__DOCUMENT SEGMENT__:
((

The reason you might continue to vote for that party, is not because of a party platform like "More funding for schools" or "Better health care." You vote for them because the entire existence of the government is that party to you. That party has been capable of running the government and providing stable, reliable, public services—and a semblance of a stable economy and associated supply chain. They may do a bunch of stuff you dislike, but you don't know if the opposition is even capable of governing. After all, who else has ever even done it?

Mexico was ruled by a dictator prior to the Mexican Revolution, a civil war lasting ten years. The PRI overturned a military dictatorship and then ruled Mexico for eighty years. It did many awful things, especially to the indigenous communities of Mexico, but it was also synonymous with contemporary Mexican national identity. There were allegations of election fraud, and gerrymandering, and all those things, but they still were the government. The modern Mexican government, which brought many people a sense of stability and distinctiveness from the Spanish empire, which built public water utilities and public transportation, it was all the PRI. I would not be voting for them, but to someone who is not particularly politically involved, well, who else is there to vote for? Who else has experience governing? It took 80 years for PRI to lose their dominance, and even more time since then for MORENA and President AMLO to fully take over and change the status quo. It took time for the government itself and the PRI to become two distinct entities in the public consciousness.

Japan has been ruled by more or less the same people since the Meiji restoration overthrew the Shogunate. There have been brief moments where Japan was ruled via US military occupation, and those two aforementioned elections that the LDP lost and then subsequently won back. Even when the entire structure of the government and the role of the monarchy changed, the same people ended up in power (though not until after an initial election of a socialist government that was squashed by the US occupation forces.). Everything about modern Japan can be attributed to the LDP. It's a country where many people alive today still remember living in a predominantly agrarian economy without steam engines or electricity being a common sight. The Japanese "Economic Miracle" was the LDP. Everything good and bad was all the LDP. People are still going out and voting for the LDP because the LDP is the state of affairs.

Singapore is the only country in the world to have become independent against its own will. Until it became a country, it had always identified as being a part of Malaysia. Being ejected from the Malaysian Federation after the end of British Colonial Rule was devastating. It wasn't set up to be an independent country! Right before and after Singapore's forced independence were devastating periods of race riots and economic chaos. These riots have become a major part of the country's national mythos, and are used to justify a lot of the more internationally unusual parts of how Singapore is structured (like how ethnic enclaves are illegal).

))

(Bounding box prediction data)
((

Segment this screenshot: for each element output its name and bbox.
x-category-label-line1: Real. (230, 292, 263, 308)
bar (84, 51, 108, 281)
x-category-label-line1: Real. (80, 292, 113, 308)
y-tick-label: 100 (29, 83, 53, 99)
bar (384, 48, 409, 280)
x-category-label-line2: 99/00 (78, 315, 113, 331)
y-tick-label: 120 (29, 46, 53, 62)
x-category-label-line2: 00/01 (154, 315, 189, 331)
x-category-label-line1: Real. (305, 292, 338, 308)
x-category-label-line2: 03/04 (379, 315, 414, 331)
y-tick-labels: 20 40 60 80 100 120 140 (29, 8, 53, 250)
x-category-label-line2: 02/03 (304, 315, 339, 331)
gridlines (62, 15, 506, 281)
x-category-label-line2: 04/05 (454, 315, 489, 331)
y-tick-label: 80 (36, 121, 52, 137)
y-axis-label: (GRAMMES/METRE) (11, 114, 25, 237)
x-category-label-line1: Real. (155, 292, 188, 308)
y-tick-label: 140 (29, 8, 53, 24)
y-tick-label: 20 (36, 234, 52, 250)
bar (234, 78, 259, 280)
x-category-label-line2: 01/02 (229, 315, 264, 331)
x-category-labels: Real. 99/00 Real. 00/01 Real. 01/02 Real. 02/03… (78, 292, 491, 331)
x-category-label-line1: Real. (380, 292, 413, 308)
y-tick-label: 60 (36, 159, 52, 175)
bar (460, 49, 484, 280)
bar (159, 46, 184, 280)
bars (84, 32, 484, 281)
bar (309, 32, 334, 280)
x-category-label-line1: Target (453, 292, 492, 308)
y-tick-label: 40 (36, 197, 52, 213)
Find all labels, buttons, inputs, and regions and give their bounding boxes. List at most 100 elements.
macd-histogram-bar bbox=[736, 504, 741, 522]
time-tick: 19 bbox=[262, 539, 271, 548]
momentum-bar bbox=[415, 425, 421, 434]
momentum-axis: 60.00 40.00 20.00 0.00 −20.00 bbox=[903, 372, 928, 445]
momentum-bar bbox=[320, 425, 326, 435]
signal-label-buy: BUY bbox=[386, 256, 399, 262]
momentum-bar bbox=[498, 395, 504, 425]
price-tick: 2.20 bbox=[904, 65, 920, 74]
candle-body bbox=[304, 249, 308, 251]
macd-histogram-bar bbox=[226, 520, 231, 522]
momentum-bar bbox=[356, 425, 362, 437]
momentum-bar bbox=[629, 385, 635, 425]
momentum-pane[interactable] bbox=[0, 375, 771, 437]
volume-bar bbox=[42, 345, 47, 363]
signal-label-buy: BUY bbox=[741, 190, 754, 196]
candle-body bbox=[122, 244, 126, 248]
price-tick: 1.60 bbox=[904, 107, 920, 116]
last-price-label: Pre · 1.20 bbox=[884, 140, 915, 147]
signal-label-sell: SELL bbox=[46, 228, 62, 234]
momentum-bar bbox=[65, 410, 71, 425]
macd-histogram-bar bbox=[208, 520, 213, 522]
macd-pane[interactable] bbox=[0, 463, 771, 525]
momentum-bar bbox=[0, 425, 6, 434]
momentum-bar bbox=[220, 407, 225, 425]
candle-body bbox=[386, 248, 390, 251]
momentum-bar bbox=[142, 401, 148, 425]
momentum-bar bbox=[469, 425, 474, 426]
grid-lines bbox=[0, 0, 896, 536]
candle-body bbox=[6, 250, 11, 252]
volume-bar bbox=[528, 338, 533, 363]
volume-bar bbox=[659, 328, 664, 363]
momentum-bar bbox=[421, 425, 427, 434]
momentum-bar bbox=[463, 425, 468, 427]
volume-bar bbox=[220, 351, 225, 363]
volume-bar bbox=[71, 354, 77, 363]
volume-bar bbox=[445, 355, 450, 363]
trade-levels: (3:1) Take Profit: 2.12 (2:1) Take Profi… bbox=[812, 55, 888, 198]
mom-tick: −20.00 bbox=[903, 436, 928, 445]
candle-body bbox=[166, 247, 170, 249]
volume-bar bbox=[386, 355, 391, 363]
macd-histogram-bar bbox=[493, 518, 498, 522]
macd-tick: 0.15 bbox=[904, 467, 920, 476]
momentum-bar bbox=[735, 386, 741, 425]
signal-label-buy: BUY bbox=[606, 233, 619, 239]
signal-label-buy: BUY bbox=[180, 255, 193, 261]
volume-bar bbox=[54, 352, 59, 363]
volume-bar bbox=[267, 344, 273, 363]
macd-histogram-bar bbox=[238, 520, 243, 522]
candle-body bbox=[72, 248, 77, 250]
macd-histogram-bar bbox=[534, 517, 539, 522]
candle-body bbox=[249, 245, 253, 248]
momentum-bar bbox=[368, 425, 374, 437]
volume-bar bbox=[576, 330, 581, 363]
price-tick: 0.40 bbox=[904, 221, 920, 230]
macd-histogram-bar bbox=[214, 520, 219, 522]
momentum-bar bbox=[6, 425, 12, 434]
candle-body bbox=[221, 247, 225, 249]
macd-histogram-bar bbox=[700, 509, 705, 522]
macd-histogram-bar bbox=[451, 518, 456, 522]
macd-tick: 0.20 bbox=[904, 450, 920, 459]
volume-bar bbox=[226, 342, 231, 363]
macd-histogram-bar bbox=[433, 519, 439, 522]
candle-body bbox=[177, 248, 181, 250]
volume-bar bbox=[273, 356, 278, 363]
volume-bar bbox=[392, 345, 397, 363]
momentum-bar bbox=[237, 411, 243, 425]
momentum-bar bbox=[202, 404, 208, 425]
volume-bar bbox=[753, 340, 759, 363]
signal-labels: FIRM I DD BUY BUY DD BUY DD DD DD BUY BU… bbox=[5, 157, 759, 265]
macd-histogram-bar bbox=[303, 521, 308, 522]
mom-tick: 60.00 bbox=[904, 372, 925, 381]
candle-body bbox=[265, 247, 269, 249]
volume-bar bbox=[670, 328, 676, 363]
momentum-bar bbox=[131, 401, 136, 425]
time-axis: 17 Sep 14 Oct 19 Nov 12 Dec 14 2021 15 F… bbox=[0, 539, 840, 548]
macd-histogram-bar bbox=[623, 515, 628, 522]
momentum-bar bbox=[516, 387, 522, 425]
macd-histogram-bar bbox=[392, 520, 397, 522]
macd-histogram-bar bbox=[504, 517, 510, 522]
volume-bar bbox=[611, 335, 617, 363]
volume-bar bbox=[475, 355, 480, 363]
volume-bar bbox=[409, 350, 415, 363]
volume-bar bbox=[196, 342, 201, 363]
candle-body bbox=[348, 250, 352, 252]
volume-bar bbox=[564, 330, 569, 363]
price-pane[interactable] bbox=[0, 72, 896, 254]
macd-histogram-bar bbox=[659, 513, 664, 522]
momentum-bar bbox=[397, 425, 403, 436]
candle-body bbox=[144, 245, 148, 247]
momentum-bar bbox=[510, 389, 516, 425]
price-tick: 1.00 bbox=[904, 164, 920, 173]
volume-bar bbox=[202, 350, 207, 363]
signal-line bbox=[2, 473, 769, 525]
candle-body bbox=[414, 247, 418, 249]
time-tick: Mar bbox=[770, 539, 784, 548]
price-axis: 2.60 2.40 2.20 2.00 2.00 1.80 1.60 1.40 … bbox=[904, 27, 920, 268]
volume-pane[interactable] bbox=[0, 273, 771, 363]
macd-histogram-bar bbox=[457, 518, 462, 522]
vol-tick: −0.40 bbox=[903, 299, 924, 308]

))

__WORK ITEM 1__: Render this sentence from the passage on long-ruling parties into Spanish: "Everything about modern Japan can be attributed to the LDP."
__WORK ITEM 2__: Duplicate the stretch of the passage on long-ruling parties from "Singapore is the" through "enclaves are illegal).".

__ANSWER SPACE 1__: Todo lo relativo al Japón moderno puede atribuirse al LDP.

__ANSWER SPACE 2__:
Singapore is the only country in the world to have become independent against its own will. Until it became a country, it had always identified as being a part of Malaysia. Being ejected from the Malaysian Federation after the end of British Colonial Rule was devastating. It wasn't set up to be an independent country! Right before and after Singapore's forced independence were devastating periods of race riots and economic chaos. These riots have become a major part of the country's national mythos, and are used to justify a lot of the more internationally unusual parts of how Singapore is structured (like how ethnic enclaves are illegal).